Data entries:
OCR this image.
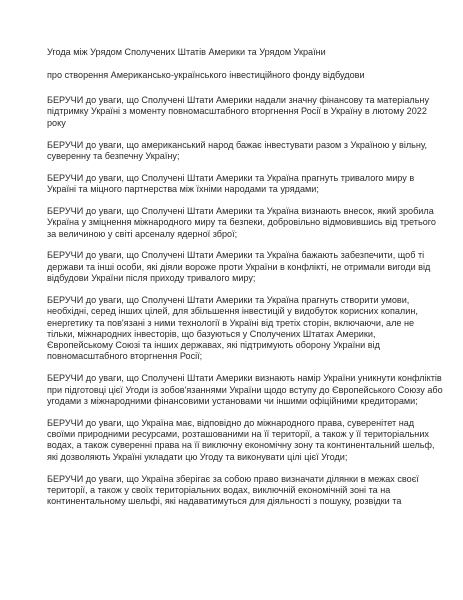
Угода між Урядом Сполучених Штатів Америки та Урядом України

про створення Американсько-українського інвестиційного фонду відбудови

БЕРУЧИ до уваги, що Сполучені Штати Америки надали значну фінансову та матеріальну підтримку Україні з моменту повномасштабного вторгнення Росії в Україну в лютому 2022 року

БЕРУЧИ до уваги, що американський народ бажає інвестувати разом з Україною у вільну, суверенну та безпечну Україну;

БЕРУЧИ до уваги, що Сполучені Штати Америки та Україна прагнуть тривалого миру в Україні та міцного партнерства між їхніми народами та урядами;

БЕРУЧИ до уваги, що Сполучені Штати Америки та Україна визнають внесок, який зробила Україна у зміцнення міжнародного миру та безпеки, добровільно відмовившись від третього за величиною у світі арсеналу ядерної зброї;

БЕРУЧИ до уваги, що Сполучені Штати Америки та Україна бажають забезпечити, щоб ті держави та інші особи, які діяли вороже проти України в конфлікті, не отримали вигоди від відбудови України після приходу тривалого миру;

БЕРУЧИ до уваги, що Сполучені Штати Америки та Україна прагнуть створити умови, необхідні, серед інших цілей, для збільшення інвестицій у видобуток корисних копалин, енергетику та пов'язані з ними технології в Україні від третіх сторін, включаючи, але не тільки, міжнародних інвесторів, що базуються у Сполучених Штатах Америки, Європейському Союзі та інших державах, які підтримують оборону України від повномасштабного вторгнення Росії;

БЕРУЧИ до уваги, що Сполучені Штати Америки визнають намір України уникнути конфліктів при підготовці цієї Угоди із зобов'язаннями України щодо вступу до Європейського Союзу або угодами з міжнародними фінансовими установами чи іншими офіційними кредиторами;

БЕРУЧИ до уваги, що Україна має, відповідно до міжнародного права, суверенітет над своїми природними ресурсами, розташованими на її території, а також у її територіальних водах, а також суверенні права на її виключну економічну зону та континентальний шельф, які дозволяють Україні укладати цю Угоду та виконувати цілі цієї Угоди;

БЕРУЧИ до уваги, що Україна зберігає за собою право визначати ділянки в межах своєї території, а також у своїх територіальних водах, виключній економічній зоні та на континентальному шельфі, які надаватимуться для діяльності з пошуку, розвідки та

Aim:
Gather all lines of the records that include the word "також".

Written answer:
БЕРУЧИ до уваги, що Україна має, відповідно до міжнародного права, суверенітет над своїми природними ресурсами, розташованими на її території, а також у її територіальних водах, а також суверенні права на її виключну економічну зону та континентальний шельф, які дозволяють Україні укладати цю Угоду та виконувати цілі цієї Угоди;
БЕРУЧИ до уваги, що Україна зберігає за собою право визначати ділянки в межах своєї території, а також у своїх територіальних водах, виключній економічній зоні та на континентальному шельфі, які надаватимуться для діяльності з пошуку, розвідки та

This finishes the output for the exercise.